**Task brief:** Return all lines where the word "panis" can be found.

[Dataset entries]
•••••

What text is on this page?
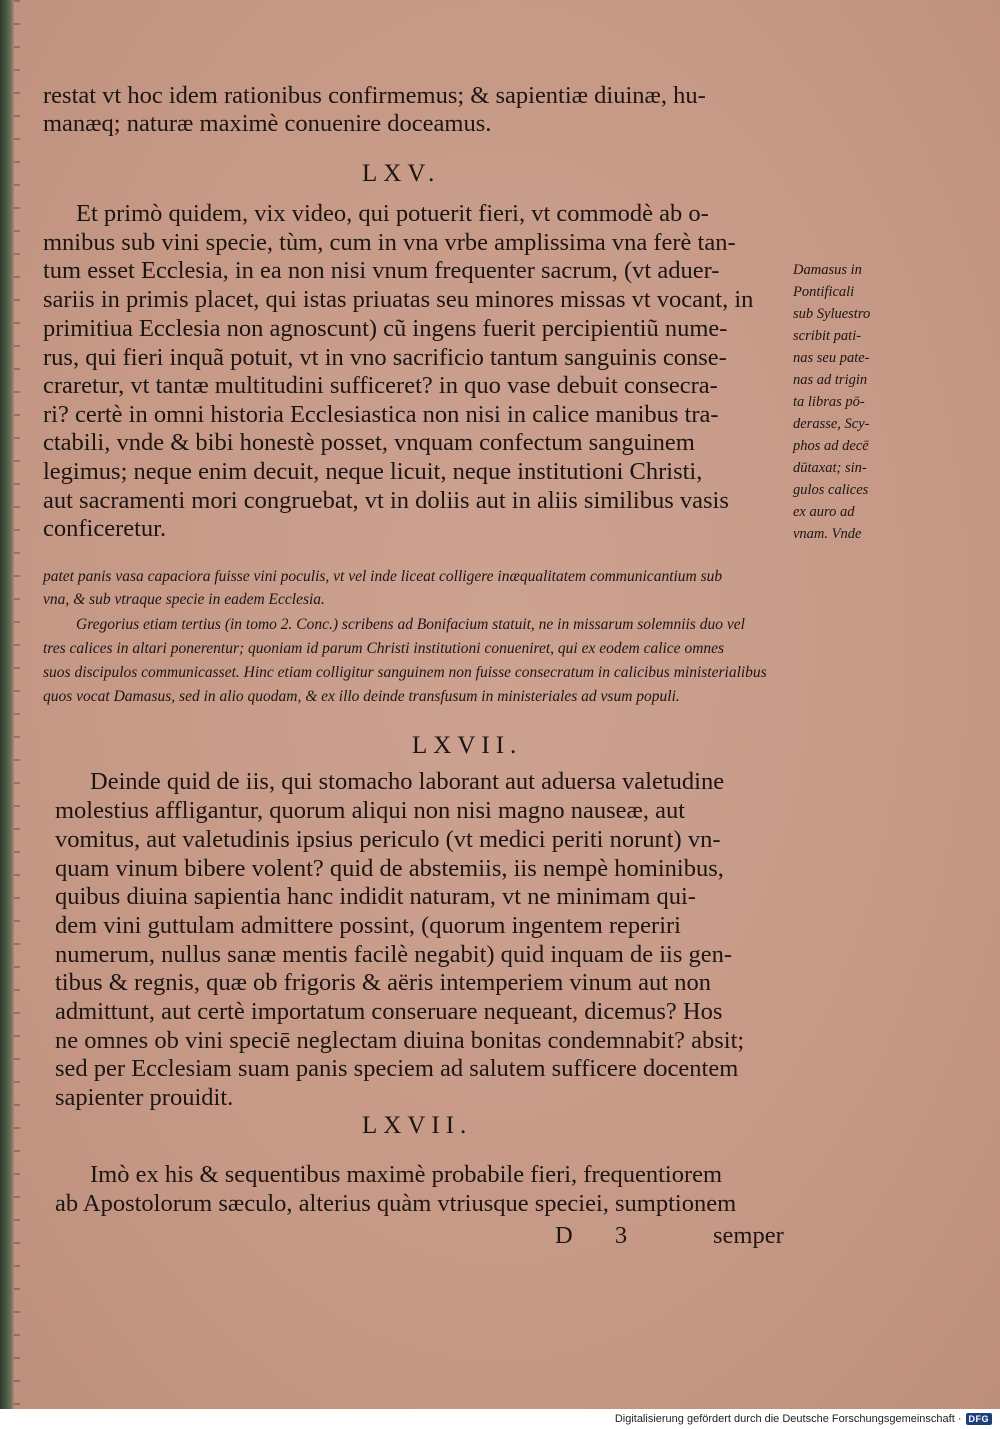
restat vt hoc idem rationibus confirmemus; & sapientiæ diuinæ, hu-
manæq; naturæ maximè conuenire doceamus.
LXV.
Et primò quidem, vix video, qui potuerit fieri, vt commodè ab o-
mnibus sub vini specie, tùm, cum in vna vrbe amplissima vna ferè tan-
tum esset Ecclesia, in ea non nisi vnum frequenter sacrum, (vt aduer-
sariis in primis placet, qui istas priuatas seu minores missas vt vocant, in
primitiua Ecclesia non agnoscunt) cũ ingens fuerit percipientiũ nume-
rus, qui fieri inquã potuit, vt in vno sacrificio tantum sanguinis conse-
craretur, vt tantæ multitudini sufficeret? in quo vase debuit consecra-
ri? certè in omni historia Ecclesiastica non nisi in calice manibus tra-
ctabili, vnde & bibi honestè posset, vnquam confectum sanguinem
legimus; neque enim decuit, neque licuit, neque institutioni Christi,
aut sacramenti mori congruebat, vt in doliis aut in aliis similibus vasis
conficeretur.
Damasus in
Pontificali
sub Syluestro
scribit pati-
nas seu pate-
nas ad trigin
ta libras pō-
derasse, Scy-
phos ad decē
dūtaxat; sin-
gulos calices
ex auro ad
vnam. Vnde
patet panis vasa capaciora fuisse vini poculis, vt vel inde liceat colligere inæqualitatem communicantium sub
vna, & sub vtraque specie in eadem Ecclesia.
Gregorius etiam tertius (in tomo 2. Conc.) scribens ad Bonifacium statuit, ne in missarum solemniis duo vel
tres calices in altari ponerentur; quoniam id parum Christi institutioni conueniret, qui ex eodem calice omnes
suos discipulos communicasset. Hinc etiam colligitur sanguinem non fuisse consecratum in calicibus ministerialibus
quos vocat Damasus, sed in alio quodam, & ex illo deinde transfusum in ministeriales ad vsum populi.
LXVII.
Deinde quid de iis, qui stomacho laborant aut aduersa valetudine
molestius affligantur, quorum aliqui non nisi magno nauseæ, aut
vomitus, aut valetudinis ipsius periculo (vt medici periti norunt) vn-
quam vinum bibere volent? quid de abstemiis, iis nempè hominibus,
quibus diuina sapientia hanc indidit naturam, vt ne minimam qui-
dem vini guttulam admittere possint, (quorum ingentem reperiri
numerum, nullus sanæ mentis facilè negabit) quid inquam de iis gen-
tibus & regnis, quæ ob frigoris & aëris intemperiem vinum aut non
admittunt, aut certè importatum conseruare nequeant, dicemus? Hos
ne omnes ob vini speciē neglectam diuina bonitas condemnabit? absit;
sed per Ecclesiam suam panis speciem ad salutem sufficere docentem
sapienter prouidit.
LXVII.
Imò ex his & sequentibus maximè probabile fieri, frequentiorem
ab Apostolorum sæculo, alterius quàm vtriusque speciei, sumptionem
D 3	semper
Digitalisierung gefördert durch die Deutsche Forschungsgemeinschaft · DFG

•••••

**Task response:**
patet panis vasa capaciora fuisse vini poculis, vt vel inde liceat colligere inæqualitatem communicantium sub
sed per Ecclesiam suam panis speciem ad salutem sufficere docentem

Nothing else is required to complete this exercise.